* _BRIEF_:
From the data that follows, copy every line holding the string "username".

* Start RECORDS SHOWN *

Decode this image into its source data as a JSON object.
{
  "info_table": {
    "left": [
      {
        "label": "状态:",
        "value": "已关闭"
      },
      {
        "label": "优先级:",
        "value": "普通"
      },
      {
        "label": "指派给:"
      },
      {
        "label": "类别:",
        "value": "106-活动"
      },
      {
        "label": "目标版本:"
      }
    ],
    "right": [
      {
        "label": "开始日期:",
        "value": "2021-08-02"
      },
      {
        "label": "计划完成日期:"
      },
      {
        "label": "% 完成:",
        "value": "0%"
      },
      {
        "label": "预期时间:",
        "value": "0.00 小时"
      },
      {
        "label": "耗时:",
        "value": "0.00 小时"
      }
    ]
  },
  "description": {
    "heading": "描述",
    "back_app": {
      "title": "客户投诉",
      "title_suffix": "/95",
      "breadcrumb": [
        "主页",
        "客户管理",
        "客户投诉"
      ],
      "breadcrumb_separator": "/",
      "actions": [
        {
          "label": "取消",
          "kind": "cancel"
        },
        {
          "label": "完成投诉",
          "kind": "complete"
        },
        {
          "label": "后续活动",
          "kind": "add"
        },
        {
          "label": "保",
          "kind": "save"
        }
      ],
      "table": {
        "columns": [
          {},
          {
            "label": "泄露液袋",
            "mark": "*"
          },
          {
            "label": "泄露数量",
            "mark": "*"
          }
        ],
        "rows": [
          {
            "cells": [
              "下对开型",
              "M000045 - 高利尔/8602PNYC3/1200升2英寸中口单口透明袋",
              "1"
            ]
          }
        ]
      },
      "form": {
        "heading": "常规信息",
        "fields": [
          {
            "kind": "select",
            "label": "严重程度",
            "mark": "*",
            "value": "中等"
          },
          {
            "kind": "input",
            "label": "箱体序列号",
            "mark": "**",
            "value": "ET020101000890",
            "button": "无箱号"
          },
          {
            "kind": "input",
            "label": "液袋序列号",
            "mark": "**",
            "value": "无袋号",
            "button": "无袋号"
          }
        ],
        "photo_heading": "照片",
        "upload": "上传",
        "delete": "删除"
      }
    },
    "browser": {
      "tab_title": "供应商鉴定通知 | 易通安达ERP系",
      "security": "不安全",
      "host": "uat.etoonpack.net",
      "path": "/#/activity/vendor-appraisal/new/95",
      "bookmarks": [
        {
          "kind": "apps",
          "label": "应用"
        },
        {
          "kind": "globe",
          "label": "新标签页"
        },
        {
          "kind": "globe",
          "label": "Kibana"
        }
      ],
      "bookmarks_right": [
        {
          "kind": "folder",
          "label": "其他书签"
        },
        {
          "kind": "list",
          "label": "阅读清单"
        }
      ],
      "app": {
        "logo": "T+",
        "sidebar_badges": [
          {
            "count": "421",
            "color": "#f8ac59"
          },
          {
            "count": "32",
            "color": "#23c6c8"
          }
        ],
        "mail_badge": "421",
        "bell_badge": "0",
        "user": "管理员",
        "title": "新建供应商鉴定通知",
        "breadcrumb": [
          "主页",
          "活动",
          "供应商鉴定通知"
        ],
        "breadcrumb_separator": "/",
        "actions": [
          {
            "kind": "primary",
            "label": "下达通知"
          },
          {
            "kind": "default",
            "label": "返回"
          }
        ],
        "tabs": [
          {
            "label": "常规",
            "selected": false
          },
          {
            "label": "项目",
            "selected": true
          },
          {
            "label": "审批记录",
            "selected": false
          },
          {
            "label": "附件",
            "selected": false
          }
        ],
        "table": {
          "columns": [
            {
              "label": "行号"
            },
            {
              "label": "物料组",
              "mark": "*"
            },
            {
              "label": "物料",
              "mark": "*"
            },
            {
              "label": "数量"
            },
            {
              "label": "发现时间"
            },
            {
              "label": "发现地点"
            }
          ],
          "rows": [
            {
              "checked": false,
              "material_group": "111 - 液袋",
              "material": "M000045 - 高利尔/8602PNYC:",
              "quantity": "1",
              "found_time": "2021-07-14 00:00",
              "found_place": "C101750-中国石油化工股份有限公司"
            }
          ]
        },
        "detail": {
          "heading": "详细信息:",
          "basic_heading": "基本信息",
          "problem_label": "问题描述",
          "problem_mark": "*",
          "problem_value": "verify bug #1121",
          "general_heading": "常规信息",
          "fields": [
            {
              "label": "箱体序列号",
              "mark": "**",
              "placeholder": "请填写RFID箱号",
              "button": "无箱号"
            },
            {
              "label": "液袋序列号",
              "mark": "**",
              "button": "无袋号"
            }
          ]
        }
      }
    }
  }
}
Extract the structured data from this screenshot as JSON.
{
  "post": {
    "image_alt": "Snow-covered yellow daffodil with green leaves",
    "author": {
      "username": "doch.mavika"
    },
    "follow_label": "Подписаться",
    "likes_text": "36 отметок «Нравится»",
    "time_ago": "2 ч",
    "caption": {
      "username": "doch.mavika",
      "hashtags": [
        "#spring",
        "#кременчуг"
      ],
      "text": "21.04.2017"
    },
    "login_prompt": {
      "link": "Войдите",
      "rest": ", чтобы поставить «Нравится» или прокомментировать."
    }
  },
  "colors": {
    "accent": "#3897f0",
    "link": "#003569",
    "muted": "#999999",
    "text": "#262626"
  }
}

* End RECORDS SHOWN *

* _RESPONSE TO THE TASK_:
      "username": "doch.mavika"
      "username": "doch.mavika",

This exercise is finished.